_Exercise aim_:
Copy each line containing the word "registe" from the records that follow, please.

[Input data start]

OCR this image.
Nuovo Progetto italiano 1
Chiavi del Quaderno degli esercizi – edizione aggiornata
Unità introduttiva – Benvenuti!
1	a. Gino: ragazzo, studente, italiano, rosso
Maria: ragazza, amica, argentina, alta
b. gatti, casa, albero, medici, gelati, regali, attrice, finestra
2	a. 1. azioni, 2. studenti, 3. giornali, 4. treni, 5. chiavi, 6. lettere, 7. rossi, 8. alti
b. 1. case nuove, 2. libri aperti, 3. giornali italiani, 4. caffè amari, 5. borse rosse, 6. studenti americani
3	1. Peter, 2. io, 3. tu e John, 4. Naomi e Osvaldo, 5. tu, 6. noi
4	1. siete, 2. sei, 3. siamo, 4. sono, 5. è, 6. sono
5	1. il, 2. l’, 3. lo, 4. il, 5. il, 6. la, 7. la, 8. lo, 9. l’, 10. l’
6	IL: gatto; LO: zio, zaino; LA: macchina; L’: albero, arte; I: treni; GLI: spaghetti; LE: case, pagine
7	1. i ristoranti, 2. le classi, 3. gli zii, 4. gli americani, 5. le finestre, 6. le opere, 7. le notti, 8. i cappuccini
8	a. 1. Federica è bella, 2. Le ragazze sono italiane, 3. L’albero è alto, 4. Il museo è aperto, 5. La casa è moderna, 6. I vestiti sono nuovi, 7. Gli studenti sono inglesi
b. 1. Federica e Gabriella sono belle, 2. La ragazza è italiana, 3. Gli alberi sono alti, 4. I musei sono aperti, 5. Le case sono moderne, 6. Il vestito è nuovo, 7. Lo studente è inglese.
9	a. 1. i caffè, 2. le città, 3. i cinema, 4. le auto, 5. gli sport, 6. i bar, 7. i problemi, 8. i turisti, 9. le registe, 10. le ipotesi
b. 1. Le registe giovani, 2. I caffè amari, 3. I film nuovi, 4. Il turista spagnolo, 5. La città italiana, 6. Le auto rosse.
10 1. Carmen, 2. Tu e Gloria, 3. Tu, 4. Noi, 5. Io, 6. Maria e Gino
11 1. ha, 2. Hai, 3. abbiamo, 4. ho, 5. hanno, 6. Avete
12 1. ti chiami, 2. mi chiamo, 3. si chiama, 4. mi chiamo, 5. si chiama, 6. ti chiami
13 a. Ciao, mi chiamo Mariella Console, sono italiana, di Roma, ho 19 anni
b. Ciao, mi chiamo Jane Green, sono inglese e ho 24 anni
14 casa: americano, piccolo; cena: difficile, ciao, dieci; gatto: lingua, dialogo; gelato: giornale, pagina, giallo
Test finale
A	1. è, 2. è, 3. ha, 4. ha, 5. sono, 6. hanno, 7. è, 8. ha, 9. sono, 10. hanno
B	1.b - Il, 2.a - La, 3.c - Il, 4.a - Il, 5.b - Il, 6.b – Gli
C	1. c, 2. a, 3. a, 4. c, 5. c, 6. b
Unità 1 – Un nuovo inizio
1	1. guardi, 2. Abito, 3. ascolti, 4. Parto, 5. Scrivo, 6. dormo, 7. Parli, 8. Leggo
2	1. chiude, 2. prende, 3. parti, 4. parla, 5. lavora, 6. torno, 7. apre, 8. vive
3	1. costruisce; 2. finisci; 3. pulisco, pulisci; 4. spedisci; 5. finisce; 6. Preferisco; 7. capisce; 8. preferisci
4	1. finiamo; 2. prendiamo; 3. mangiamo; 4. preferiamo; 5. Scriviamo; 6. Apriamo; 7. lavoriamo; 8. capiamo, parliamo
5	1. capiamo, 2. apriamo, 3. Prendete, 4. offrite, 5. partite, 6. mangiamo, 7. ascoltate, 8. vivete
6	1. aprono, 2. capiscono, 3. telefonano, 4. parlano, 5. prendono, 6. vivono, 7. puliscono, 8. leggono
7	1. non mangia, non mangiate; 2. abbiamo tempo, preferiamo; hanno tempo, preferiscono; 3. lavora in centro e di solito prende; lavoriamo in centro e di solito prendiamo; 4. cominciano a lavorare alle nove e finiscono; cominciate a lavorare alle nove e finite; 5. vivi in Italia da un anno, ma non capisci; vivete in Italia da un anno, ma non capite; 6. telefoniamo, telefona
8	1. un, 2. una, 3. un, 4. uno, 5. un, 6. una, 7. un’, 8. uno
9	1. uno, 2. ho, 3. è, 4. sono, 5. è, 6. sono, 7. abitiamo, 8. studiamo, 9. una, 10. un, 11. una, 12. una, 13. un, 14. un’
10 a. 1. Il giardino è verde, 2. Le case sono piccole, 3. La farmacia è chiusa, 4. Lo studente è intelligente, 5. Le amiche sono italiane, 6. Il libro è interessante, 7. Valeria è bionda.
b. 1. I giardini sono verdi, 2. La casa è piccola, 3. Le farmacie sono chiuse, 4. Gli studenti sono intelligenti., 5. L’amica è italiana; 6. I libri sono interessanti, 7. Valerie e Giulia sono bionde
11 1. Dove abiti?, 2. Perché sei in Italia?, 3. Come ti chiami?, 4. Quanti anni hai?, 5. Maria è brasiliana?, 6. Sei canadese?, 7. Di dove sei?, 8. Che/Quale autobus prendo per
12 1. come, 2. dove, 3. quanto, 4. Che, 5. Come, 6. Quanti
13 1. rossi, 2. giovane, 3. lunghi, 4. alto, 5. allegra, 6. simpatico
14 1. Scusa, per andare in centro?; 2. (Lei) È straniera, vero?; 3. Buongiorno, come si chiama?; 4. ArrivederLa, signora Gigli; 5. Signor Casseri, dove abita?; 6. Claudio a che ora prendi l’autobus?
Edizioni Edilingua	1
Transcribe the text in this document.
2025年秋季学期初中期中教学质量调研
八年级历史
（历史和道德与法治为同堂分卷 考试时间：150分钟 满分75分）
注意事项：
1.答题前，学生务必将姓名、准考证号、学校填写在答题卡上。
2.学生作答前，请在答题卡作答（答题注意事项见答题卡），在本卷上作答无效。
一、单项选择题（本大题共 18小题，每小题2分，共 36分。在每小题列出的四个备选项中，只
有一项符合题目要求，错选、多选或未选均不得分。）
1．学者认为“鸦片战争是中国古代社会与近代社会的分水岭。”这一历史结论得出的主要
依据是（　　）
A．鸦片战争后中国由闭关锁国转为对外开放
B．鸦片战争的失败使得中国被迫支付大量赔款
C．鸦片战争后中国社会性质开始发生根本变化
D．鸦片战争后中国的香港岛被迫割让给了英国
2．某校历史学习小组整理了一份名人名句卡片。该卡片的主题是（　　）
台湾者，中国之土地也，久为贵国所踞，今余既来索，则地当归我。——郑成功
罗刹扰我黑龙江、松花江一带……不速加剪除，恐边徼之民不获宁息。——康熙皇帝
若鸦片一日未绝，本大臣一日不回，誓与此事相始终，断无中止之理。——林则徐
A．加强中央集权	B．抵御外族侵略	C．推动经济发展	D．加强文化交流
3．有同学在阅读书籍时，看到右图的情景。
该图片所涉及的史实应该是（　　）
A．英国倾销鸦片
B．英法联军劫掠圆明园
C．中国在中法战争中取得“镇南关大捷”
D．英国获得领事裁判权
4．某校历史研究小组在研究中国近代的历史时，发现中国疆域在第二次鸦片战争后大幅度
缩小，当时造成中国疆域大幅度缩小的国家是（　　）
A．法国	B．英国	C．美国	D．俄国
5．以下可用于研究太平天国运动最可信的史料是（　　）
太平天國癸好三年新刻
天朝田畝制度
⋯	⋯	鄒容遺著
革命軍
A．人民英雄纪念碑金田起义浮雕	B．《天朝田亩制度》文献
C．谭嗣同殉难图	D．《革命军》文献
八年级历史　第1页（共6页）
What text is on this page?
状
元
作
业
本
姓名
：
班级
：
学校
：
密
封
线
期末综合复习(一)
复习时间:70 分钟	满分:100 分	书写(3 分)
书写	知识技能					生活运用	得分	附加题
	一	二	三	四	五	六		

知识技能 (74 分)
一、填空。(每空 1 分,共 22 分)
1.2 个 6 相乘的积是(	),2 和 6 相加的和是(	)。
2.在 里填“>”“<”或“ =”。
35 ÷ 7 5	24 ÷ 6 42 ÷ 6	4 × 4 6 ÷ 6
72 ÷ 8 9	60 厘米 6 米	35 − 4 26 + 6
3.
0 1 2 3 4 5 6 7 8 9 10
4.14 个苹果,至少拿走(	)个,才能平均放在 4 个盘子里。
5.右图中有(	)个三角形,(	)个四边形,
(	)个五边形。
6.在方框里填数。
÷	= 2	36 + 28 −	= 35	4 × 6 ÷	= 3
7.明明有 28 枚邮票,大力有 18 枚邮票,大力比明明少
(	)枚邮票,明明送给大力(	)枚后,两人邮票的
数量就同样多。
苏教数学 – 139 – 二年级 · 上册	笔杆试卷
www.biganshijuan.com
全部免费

[Input data end]

_The reply_:
9	a. 1. i caffè, 2. le città, 3. i cinema, 4. le auto, 5. gli sport, 6. i bar, 7. i problemi, 8. i turisti, 9. le registe, 10. le ipotesi
b. 1. Le registe giovani, 2. I caffè amari, 3. I film nuovi, 4. Il turista spagnolo, 5. La città italiana, 6. Le auto rosse.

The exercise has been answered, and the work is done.